**Exercise brief:** From the material below, list every line containing "filet".

**Given data:**
+ + + + + + +

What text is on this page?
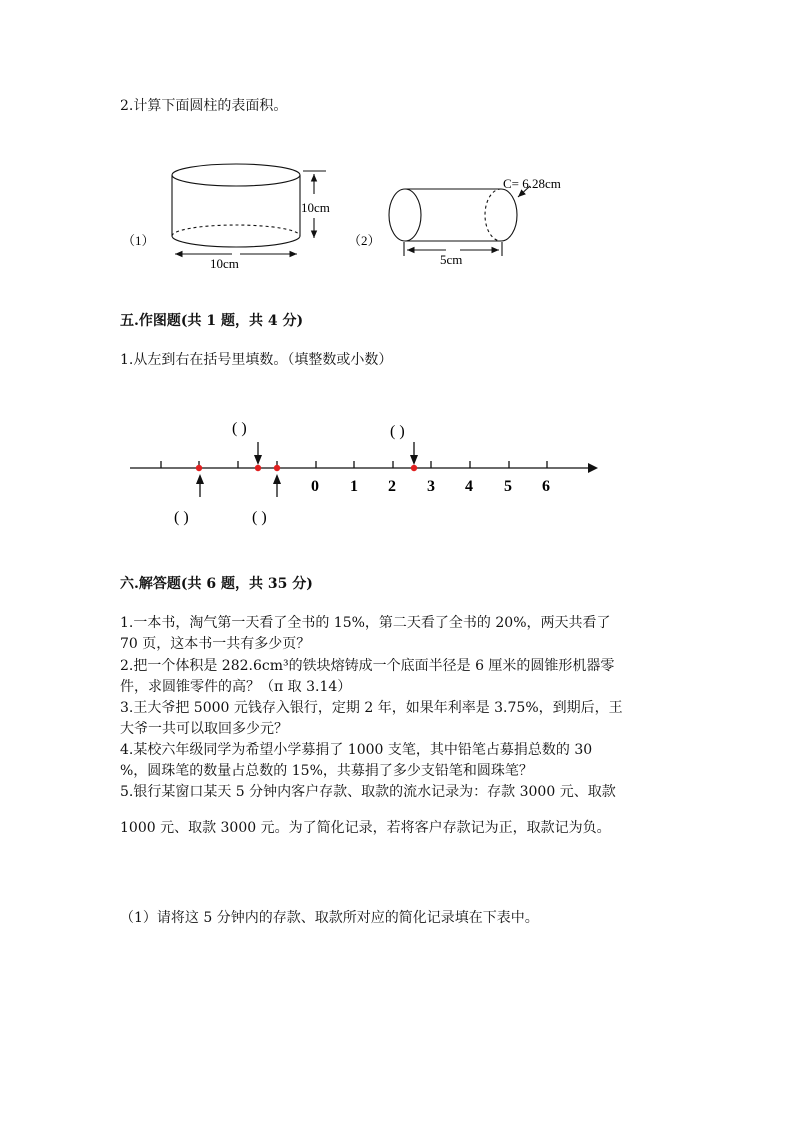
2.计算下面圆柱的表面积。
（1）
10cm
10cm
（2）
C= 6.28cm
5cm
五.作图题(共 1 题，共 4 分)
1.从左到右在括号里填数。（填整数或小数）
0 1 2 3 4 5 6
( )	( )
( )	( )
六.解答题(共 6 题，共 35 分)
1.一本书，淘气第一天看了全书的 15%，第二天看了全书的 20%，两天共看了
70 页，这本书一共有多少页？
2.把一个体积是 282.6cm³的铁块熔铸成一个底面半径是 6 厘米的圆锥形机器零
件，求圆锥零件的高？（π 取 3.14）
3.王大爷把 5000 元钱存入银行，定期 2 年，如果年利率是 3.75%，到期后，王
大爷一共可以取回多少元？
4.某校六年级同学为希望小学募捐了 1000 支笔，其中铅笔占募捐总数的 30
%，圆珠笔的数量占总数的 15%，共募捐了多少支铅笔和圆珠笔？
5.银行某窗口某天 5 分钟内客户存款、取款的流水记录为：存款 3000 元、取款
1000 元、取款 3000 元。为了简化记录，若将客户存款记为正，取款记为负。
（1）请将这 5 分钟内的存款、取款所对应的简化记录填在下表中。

+ + + + + + +

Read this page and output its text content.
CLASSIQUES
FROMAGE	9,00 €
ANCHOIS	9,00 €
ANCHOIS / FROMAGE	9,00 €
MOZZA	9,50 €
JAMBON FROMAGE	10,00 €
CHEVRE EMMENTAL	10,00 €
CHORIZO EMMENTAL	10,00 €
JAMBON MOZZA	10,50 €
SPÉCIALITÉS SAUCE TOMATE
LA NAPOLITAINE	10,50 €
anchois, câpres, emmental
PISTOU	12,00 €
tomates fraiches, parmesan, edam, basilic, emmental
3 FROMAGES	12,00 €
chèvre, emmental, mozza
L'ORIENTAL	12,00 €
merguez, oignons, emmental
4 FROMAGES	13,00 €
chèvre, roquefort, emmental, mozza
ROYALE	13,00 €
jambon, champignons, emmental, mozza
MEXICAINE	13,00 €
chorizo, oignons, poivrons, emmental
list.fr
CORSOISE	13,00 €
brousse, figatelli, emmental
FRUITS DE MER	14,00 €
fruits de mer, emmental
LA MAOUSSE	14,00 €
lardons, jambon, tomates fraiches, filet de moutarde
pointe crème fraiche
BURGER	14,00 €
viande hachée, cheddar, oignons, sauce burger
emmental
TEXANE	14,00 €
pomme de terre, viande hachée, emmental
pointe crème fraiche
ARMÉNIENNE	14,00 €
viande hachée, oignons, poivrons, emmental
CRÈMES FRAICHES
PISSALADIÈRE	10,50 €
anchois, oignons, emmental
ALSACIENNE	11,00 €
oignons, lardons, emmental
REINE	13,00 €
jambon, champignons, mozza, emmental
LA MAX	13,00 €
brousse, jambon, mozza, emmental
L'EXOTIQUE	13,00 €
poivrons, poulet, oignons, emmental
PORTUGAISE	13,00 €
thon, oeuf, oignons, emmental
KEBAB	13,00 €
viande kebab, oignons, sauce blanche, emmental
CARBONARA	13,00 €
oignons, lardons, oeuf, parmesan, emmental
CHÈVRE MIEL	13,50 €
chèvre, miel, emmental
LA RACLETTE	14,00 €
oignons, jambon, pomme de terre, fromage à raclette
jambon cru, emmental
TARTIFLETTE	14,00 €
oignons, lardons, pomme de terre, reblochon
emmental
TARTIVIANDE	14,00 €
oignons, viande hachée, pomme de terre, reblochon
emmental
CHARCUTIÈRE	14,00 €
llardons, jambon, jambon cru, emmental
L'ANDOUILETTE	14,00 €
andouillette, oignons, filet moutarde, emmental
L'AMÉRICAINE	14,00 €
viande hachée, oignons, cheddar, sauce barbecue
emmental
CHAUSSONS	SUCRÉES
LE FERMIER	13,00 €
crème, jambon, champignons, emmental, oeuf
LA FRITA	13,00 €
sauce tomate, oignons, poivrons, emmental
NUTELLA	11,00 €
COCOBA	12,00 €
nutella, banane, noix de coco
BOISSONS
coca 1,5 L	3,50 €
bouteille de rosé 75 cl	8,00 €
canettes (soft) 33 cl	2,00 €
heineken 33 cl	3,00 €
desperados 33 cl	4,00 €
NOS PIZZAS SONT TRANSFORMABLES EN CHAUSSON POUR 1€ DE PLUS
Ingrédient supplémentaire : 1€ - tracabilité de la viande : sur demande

+ + + + + + +

**Reply:**
lardons, jambon, tomates fraiches, filet de moutarde
andouillette, oignons, filet moutarde, emmental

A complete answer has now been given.